→ TASK STATEMENT: Check each line of the records below for the word "vehicles" and copy those where it appears.

A block of data:
====

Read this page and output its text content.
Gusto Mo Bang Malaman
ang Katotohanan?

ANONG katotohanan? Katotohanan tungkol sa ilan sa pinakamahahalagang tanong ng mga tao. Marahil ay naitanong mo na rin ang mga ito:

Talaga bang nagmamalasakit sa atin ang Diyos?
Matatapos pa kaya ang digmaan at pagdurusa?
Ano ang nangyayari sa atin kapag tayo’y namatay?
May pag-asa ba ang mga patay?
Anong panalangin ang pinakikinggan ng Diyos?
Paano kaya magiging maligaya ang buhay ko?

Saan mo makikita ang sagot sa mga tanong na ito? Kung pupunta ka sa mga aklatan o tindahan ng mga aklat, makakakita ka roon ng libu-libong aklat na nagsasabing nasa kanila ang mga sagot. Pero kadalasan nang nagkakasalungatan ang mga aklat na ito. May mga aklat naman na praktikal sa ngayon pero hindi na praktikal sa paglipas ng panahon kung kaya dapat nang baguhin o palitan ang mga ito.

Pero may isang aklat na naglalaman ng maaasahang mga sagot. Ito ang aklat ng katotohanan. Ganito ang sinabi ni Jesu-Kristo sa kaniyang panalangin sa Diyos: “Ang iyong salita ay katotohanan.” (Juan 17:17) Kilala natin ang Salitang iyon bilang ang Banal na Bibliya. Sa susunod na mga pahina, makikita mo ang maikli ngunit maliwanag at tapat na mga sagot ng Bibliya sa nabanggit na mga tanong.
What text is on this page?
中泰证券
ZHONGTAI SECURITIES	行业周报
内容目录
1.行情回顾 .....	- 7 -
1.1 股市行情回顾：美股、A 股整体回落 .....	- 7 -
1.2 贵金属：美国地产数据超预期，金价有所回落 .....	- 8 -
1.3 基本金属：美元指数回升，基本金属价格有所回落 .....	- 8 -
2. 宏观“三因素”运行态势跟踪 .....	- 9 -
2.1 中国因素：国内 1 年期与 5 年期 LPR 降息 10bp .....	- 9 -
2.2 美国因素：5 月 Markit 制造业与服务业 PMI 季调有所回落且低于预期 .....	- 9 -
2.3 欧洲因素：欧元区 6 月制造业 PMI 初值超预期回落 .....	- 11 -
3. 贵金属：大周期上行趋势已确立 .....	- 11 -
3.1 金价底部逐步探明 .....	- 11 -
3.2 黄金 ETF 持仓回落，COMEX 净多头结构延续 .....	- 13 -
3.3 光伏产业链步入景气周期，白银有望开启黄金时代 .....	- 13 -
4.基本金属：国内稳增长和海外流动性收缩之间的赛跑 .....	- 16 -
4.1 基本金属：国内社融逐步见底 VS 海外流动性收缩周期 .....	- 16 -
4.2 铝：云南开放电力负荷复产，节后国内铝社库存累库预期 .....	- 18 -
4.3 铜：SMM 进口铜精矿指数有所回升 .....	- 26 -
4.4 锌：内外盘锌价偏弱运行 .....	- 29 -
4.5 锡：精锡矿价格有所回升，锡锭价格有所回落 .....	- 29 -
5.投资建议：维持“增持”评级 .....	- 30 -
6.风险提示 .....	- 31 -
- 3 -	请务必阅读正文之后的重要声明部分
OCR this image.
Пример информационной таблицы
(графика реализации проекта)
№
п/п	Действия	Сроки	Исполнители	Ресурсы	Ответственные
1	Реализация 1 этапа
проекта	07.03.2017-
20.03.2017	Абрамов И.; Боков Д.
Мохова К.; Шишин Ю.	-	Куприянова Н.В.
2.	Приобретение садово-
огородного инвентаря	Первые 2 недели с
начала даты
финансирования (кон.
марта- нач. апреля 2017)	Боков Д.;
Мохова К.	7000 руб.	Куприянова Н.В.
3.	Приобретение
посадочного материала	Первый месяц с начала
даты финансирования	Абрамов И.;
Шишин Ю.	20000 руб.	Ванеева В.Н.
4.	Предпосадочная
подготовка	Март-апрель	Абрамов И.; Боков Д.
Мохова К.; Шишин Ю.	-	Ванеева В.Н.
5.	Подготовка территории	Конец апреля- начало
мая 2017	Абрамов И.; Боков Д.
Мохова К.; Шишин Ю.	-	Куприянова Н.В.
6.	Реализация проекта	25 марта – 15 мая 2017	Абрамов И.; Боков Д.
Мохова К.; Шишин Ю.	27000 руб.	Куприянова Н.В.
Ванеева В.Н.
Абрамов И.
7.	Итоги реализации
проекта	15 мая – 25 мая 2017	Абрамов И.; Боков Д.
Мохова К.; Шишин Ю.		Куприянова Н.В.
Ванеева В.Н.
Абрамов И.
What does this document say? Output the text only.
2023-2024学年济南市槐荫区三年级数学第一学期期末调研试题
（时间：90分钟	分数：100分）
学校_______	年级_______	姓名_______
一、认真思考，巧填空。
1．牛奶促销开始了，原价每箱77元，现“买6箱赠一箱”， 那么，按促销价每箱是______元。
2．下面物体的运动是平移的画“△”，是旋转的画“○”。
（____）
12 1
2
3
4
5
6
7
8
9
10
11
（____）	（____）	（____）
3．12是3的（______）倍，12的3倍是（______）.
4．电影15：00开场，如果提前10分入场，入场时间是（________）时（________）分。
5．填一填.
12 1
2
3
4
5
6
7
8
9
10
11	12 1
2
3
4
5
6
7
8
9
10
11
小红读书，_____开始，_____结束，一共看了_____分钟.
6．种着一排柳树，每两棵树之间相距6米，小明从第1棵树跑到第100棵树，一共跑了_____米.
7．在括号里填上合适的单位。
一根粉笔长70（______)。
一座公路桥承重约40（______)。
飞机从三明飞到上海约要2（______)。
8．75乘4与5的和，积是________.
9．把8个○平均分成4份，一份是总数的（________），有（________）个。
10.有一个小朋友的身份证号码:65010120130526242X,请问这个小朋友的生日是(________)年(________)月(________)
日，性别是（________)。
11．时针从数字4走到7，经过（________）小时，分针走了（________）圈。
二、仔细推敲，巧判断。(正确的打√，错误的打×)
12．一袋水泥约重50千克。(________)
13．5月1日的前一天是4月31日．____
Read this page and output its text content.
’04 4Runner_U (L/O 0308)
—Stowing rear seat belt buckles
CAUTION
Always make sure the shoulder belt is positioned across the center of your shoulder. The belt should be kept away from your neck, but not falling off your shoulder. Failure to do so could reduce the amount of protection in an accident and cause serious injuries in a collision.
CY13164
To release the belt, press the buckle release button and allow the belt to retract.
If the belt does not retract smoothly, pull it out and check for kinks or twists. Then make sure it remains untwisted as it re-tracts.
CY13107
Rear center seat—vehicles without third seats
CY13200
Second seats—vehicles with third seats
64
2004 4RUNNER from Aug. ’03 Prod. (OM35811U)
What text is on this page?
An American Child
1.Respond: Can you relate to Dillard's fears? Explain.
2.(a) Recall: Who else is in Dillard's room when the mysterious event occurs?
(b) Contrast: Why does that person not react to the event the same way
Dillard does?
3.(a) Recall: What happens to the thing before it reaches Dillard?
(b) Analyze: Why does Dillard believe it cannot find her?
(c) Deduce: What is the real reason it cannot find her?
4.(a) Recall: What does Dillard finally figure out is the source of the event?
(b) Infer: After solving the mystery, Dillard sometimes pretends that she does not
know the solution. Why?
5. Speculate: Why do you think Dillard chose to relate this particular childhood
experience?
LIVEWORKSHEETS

====

→ OUTPUT FOR THIS EXERCISE:
Rear center seat—vehicles without third seats
Second seats—vehicles with third seats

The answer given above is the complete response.